Records to process —
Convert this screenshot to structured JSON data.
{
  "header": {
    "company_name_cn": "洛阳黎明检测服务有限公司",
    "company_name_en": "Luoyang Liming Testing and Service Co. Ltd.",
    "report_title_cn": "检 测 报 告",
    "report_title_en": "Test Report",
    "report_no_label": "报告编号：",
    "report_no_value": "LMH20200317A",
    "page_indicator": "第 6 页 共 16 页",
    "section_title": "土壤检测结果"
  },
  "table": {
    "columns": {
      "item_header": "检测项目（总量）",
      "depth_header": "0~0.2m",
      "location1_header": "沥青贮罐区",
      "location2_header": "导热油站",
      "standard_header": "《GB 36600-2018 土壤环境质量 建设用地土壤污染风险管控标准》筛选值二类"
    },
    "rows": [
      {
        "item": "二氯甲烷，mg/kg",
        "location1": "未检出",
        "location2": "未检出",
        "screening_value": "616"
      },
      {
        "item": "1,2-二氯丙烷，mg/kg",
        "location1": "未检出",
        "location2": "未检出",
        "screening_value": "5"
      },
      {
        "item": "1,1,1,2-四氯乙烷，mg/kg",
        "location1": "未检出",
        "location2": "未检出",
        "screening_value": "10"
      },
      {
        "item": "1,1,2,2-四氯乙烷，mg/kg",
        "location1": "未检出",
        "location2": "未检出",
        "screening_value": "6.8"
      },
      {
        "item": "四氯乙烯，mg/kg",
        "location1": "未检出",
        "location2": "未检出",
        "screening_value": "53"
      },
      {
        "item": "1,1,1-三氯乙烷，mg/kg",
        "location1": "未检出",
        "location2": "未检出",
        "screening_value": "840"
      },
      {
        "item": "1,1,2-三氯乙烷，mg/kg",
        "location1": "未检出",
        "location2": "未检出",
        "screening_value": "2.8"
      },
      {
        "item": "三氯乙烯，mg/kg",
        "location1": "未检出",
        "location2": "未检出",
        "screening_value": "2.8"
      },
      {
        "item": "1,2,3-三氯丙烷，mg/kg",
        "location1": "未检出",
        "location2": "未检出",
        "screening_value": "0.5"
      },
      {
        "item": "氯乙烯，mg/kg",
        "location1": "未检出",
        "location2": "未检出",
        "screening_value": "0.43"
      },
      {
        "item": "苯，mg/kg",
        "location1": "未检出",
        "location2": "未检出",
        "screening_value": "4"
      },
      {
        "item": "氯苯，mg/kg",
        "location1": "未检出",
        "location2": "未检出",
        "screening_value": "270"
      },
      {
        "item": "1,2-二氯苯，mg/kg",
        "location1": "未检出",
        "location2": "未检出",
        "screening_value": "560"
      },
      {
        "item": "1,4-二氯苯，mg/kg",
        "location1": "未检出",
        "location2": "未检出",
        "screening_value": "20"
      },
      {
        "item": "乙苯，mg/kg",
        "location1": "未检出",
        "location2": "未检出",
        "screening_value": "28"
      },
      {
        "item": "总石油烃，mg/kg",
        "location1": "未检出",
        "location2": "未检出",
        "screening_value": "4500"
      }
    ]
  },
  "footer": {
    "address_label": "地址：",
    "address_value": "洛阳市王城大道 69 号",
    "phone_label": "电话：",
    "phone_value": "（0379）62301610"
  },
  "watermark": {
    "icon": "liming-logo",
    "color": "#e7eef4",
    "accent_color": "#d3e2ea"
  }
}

Problem details — Exactly as written, please output every entry.

Written reply —
Convert this screenshot to structured JSON data.
{
  "header": {
    "company_name_cn": "洛阳黎明检测服务有限公司",
    "company_name_en": "Luoyang Liming Testing and Service Co. Ltd.",
    "report_title_cn": "检 测 报 告",
    "report_title_en": "Test Report",
    "report_no_label": "报告编号：",
    "report_no_value": "LMH20200317A",
    "page_indicator": "第 6 页 共 16 页",
    "section_title": "土壤检测结果"
  },
  "table": {
    "columns": {
      "item_header": "检测项目（总量）",
      "depth_header": "0~0.2m",
      "location1_header": "沥青贮罐区",
      "location2_header": "导热油站",
      "standard_header": "《GB 36600-2018 土壤环境质量 建设用地土壤污染风险管控标准》筛选值二类"
    },
    "rows": [
      {
        "item": "二氯甲烷，mg/kg",
        "location1": "未检出",
        "location2": "未检出",
        "screening_value": "616"
      },
      {
        "item": "1,2-二氯丙烷，mg/kg",
        "location1": "未检出",
        "location2": "未检出",
        "screening_value": "5"
      },
      {
        "item": "1,1,1,2-四氯乙烷，mg/kg",
        "location1": "未检出",
        "location2": "未检出",
        "screening_value": "10"
      },
      {
        "item": "1,1,2,2-四氯乙烷，mg/kg",
        "location1": "未检出",
        "location2": "未检出",
        "screening_value": "6.8"
      },
      {
        "item": "四氯乙烯，mg/kg",
        "location1": "未检出",
        "location2": "未检出",
        "screening_value": "53"
      },
      {
        "item": "1,1,1-三氯乙烷，mg/kg",
        "location1": "未检出",
        "location2": "未检出",
        "screening_value": "840"
      },
      {
        "item": "1,1,2-三氯乙烷，mg/kg",
        "location1": "未检出",
        "location2": "未检出",
        "screening_value": "2.8"
      },
      {
        "item": "三氯乙烯，mg/kg",
        "location1": "未检出",
        "location2": "未检出",
        "screening_value": "2.8"
      },
      {
        "item": "1,2,3-三氯丙烷，mg/kg",
        "location1": "未检出",
        "location2": "未检出",
        "screening_value": "0.5"
      },
      {
        "item": "氯乙烯，mg/kg",
        "location1": "未检出",
        "location2": "未检出",
        "screening_value": "0.43"
      },
      {
        "item": "苯，mg/kg",
        "location1": "未检出",
        "location2": "未检出",
        "screening_value": "4"
      },
      {
        "item": "氯苯，mg/kg",
        "location1": "未检出",
        "location2": "未检出",
        "screening_value": "270"
      },
      {
        "item": "1,2-二氯苯，mg/kg",
        "location1": "未检出",
        "location2": "未检出",
        "screening_value": "560"
      },
      {
        "item": "1,4-二氯苯，mg/kg",
        "location1": "未检出",
        "location2": "未检出",
        "screening_value": "20"
      },
      {
        "item": "乙苯，mg/kg",
        "location1": "未检出",
        "location2": "未检出",
        "screening_value": "28"
      },
      {
        "item": "总石油烃，mg/kg",
        "location1": "未检出",
        "location2": "未检出",
        "screening_value": "4500"
      }
    ]
  },
  "footer": {
    "address_label": "地址：",
    "address_value": "洛阳市王城大道 69 号",
    "phone_label": "电话：",
    "phone_value": "（0379）62301610"
  },
  "watermark": {
    "icon": "liming-logo",
    "color": "#e7eef4",
    "accent_color": "#d3e2ea"
  }
}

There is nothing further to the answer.